## Exercise objective:
Keep only the lines of the data below that contain "Rotations", and copy them.

§

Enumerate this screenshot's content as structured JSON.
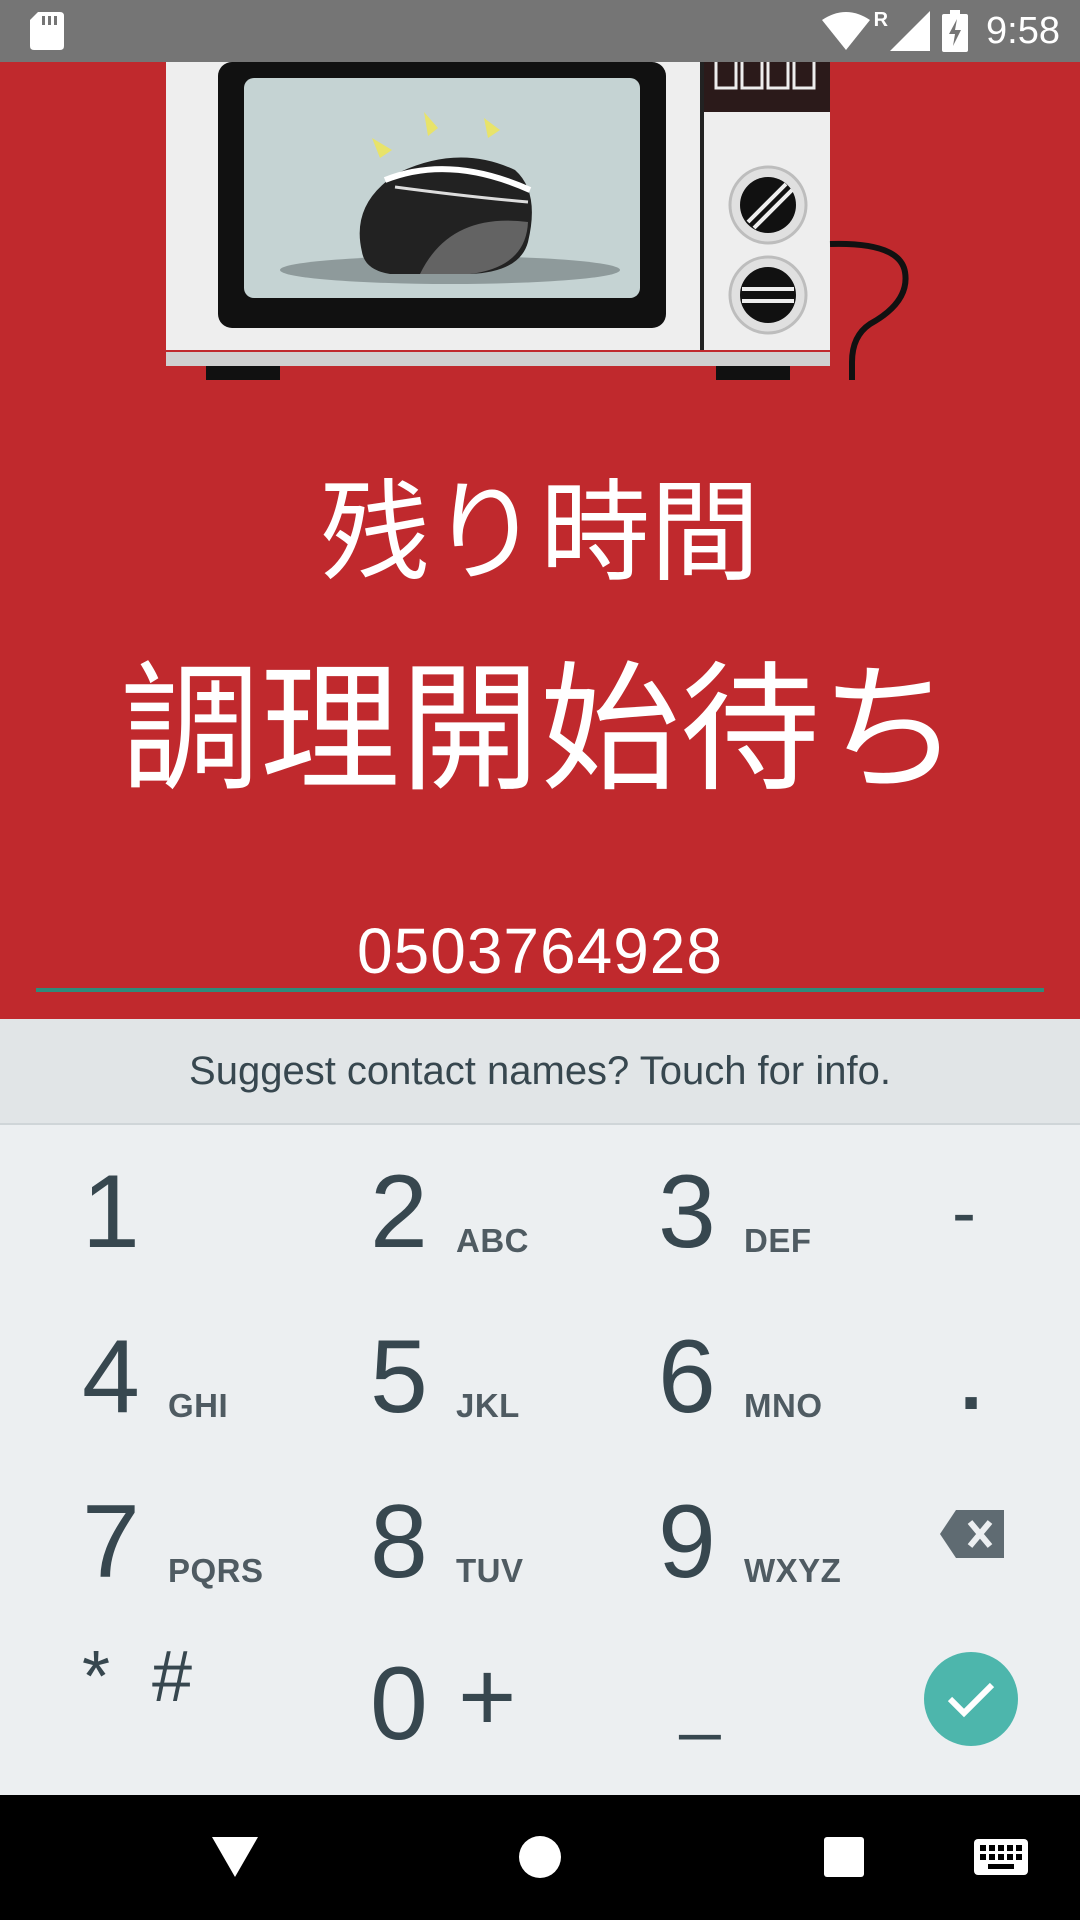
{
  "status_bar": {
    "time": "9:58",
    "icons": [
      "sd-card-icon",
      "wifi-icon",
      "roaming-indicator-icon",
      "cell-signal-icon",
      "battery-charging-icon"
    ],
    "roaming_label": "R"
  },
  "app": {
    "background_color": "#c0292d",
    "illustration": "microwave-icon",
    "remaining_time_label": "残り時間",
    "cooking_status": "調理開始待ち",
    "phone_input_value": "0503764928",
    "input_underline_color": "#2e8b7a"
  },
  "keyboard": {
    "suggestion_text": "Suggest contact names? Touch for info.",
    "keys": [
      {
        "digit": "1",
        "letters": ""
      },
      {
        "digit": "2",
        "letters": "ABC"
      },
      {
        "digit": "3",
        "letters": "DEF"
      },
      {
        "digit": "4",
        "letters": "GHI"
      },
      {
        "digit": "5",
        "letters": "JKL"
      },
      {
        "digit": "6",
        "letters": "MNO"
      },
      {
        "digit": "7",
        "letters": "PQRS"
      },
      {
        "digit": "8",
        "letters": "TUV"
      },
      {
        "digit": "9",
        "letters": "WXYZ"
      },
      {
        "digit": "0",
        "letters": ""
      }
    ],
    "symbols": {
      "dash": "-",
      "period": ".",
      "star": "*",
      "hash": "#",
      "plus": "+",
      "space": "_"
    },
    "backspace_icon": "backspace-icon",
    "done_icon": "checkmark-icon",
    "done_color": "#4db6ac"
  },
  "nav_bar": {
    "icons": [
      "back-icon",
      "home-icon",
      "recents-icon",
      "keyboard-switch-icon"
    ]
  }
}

§

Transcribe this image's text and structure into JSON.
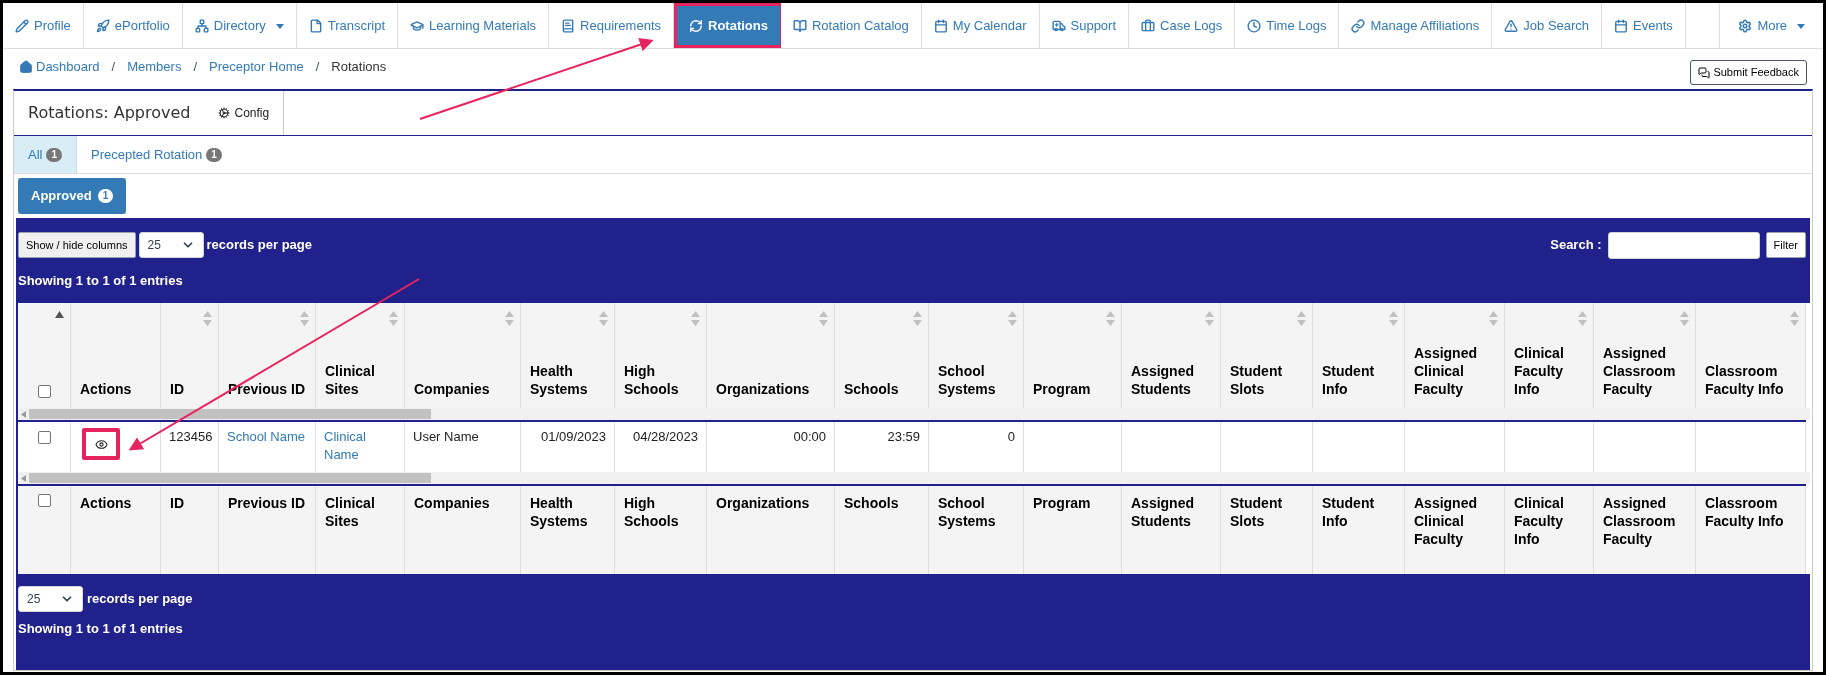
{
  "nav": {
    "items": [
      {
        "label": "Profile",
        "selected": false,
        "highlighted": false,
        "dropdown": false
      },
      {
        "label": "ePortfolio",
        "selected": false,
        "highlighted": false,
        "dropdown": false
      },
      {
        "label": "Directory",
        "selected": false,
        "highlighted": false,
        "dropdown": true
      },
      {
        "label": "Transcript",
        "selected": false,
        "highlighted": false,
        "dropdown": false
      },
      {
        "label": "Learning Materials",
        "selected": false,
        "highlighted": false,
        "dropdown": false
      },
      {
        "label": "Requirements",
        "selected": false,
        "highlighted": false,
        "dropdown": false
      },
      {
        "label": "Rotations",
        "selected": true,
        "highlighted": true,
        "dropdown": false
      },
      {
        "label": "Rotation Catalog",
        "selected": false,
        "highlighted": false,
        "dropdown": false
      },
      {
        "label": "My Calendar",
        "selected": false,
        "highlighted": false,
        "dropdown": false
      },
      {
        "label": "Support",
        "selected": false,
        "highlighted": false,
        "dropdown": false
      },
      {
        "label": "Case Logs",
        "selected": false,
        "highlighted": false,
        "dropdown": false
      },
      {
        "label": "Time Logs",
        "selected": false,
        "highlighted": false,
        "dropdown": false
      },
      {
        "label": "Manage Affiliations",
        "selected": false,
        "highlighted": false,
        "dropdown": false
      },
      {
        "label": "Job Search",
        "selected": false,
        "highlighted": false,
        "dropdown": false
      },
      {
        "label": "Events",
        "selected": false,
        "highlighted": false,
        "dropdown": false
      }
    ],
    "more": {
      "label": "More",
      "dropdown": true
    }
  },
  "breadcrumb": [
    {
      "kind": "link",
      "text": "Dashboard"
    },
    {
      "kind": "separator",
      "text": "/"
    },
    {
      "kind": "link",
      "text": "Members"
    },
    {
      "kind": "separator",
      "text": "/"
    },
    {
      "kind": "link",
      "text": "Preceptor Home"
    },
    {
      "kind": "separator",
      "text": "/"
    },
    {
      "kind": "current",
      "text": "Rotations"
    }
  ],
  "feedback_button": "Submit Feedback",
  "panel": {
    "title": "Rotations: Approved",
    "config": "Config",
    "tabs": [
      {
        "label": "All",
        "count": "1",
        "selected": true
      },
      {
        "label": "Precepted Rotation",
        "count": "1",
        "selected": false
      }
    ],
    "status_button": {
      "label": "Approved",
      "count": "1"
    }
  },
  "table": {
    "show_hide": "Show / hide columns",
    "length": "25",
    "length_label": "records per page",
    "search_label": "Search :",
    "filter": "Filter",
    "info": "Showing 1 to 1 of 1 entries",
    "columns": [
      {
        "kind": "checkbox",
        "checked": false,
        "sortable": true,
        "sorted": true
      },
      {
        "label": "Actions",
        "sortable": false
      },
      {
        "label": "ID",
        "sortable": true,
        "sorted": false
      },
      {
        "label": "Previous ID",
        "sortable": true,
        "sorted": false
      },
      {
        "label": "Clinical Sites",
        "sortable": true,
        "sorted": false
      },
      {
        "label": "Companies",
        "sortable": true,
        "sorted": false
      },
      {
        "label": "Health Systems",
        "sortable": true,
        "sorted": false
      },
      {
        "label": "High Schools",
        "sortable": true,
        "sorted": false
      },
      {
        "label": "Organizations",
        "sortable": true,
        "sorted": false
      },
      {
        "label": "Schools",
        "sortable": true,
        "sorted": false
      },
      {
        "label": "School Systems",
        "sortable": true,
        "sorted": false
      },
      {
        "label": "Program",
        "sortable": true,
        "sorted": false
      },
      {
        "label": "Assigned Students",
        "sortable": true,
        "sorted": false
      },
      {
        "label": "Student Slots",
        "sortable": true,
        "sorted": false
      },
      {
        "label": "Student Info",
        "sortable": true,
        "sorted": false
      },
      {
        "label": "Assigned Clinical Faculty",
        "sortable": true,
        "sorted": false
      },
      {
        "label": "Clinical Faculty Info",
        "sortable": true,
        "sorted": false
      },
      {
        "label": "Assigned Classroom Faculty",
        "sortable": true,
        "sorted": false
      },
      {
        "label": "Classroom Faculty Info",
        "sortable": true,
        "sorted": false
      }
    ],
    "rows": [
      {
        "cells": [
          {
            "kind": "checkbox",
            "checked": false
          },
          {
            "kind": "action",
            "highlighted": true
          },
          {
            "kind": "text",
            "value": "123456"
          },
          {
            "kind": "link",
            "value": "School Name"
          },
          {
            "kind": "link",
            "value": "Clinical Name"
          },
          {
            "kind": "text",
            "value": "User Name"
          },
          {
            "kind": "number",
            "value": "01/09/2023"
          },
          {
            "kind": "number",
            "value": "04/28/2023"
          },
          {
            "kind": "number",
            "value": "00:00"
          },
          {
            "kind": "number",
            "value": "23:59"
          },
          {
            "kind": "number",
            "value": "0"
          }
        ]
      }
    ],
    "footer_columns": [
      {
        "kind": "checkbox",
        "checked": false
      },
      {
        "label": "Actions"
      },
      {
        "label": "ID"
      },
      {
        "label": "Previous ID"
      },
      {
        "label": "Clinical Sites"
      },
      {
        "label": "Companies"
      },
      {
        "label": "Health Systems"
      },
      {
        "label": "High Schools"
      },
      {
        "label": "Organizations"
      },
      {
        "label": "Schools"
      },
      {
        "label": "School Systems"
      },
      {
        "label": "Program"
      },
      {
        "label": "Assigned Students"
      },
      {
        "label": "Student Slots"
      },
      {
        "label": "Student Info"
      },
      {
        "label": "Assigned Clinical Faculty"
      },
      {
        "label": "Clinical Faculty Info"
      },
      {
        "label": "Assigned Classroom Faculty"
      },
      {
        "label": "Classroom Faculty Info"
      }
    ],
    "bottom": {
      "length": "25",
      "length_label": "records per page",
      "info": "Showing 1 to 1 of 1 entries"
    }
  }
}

§

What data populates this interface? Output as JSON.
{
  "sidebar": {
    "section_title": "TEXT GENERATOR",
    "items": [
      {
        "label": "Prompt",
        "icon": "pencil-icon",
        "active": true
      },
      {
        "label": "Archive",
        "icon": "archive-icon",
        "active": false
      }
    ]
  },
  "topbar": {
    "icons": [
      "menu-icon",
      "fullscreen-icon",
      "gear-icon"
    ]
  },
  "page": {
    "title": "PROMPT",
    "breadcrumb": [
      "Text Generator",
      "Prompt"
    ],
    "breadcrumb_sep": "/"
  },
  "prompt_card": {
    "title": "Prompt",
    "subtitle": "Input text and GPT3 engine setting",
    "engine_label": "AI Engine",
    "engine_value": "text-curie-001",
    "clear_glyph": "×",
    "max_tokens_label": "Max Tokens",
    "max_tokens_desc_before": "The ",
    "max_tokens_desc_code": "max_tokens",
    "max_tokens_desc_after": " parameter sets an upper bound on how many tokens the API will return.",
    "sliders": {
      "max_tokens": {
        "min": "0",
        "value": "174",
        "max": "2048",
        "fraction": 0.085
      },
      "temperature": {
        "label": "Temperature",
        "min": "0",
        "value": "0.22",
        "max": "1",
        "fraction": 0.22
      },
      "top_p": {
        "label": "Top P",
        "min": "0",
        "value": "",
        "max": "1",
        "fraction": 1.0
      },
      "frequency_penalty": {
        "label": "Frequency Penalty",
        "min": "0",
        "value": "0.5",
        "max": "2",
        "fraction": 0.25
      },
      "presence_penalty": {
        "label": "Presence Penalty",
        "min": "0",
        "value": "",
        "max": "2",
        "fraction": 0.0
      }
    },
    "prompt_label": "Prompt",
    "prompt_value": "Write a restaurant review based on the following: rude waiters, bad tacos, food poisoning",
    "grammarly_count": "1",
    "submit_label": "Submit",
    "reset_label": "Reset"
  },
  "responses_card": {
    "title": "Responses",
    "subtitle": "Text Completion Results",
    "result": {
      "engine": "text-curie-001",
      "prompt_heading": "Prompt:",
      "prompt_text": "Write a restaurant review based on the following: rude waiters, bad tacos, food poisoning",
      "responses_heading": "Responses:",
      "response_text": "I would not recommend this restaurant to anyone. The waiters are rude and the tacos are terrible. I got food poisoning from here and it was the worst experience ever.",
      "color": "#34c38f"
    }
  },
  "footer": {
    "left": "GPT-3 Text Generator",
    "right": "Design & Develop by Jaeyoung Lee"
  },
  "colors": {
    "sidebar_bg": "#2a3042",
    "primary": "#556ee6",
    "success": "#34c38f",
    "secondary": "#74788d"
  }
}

§

## Task solution:
        "label": "Rotations",
      "text": "Rotations"
    "title": "Rotations: Approved",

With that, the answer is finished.